Treść polecenia -> Które wiersze materiału zawierają słowo „series”? Zbierz je wszystkie i przepisz każdy w całości.

Prezentowany materiał ->
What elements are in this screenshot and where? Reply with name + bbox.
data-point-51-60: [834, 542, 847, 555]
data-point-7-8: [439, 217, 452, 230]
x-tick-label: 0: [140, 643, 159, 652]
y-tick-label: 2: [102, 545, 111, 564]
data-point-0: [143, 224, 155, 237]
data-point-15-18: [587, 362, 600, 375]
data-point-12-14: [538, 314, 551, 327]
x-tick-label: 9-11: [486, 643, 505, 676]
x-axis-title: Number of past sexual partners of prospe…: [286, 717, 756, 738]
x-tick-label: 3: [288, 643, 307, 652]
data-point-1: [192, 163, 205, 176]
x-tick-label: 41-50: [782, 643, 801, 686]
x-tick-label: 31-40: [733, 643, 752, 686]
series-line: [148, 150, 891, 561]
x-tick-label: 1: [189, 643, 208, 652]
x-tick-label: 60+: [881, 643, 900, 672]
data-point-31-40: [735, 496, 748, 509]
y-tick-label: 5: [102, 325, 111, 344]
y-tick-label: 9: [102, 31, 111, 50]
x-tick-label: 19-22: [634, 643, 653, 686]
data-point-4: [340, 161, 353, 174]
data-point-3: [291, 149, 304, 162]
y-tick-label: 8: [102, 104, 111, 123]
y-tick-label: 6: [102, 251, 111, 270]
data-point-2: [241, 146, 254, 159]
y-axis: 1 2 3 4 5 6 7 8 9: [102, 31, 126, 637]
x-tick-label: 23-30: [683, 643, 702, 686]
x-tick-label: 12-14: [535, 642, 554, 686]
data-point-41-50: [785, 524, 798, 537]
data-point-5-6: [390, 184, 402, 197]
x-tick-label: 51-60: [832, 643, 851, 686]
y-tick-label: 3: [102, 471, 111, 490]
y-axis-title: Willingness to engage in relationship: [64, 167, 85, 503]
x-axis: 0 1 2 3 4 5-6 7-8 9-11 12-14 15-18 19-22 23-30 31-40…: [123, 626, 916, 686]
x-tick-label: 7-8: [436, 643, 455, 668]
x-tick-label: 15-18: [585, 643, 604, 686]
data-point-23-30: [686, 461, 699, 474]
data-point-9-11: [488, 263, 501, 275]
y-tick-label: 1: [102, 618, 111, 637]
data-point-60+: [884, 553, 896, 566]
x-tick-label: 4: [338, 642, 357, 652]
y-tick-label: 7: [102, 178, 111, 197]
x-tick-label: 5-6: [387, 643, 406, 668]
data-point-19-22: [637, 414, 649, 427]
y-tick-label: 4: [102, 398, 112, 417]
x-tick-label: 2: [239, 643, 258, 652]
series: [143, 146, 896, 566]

Gotowa odpowiedź ->
series-line: [148, 150, 891, 561]
series: [143, 146, 896, 566]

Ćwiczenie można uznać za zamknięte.